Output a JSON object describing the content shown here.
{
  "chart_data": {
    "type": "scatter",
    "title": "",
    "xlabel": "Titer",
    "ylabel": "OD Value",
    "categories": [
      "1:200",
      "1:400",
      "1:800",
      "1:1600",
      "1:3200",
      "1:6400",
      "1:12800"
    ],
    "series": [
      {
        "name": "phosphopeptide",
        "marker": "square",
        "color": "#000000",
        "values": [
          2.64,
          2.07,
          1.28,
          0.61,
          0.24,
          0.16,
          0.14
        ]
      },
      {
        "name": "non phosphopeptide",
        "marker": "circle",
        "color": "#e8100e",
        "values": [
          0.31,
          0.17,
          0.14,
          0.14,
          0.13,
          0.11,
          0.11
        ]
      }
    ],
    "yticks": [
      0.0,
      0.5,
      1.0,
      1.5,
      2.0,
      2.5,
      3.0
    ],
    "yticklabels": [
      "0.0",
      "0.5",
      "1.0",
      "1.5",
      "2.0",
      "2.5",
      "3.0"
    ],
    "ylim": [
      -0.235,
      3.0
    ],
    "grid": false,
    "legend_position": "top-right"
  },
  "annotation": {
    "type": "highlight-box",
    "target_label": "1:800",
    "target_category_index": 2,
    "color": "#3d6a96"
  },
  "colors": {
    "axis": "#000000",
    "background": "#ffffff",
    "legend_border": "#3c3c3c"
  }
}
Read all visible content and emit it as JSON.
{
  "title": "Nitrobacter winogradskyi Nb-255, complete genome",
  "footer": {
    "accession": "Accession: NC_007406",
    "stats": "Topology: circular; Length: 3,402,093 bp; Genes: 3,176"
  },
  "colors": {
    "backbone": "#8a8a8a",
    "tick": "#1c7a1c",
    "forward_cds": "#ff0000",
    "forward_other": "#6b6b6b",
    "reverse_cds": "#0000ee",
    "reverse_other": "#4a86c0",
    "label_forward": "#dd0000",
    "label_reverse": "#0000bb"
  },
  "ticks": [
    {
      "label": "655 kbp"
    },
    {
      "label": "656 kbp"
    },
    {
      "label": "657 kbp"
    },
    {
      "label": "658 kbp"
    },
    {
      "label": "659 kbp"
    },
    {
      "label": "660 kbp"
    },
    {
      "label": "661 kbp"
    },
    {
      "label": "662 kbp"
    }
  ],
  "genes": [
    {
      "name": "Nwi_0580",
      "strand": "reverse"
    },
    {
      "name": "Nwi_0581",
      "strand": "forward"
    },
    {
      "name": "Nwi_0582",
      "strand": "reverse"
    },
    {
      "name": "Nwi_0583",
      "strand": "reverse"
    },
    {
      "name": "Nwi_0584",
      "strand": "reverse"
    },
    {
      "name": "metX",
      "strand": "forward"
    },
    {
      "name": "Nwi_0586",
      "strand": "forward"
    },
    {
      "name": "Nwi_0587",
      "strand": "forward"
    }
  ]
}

- [The problem]:
Return all lines of the material above in which "JSON" occurs.

- [Finished task]:
Output a JSON object describing the content shown here.
Read all visible content and emit it as JSON.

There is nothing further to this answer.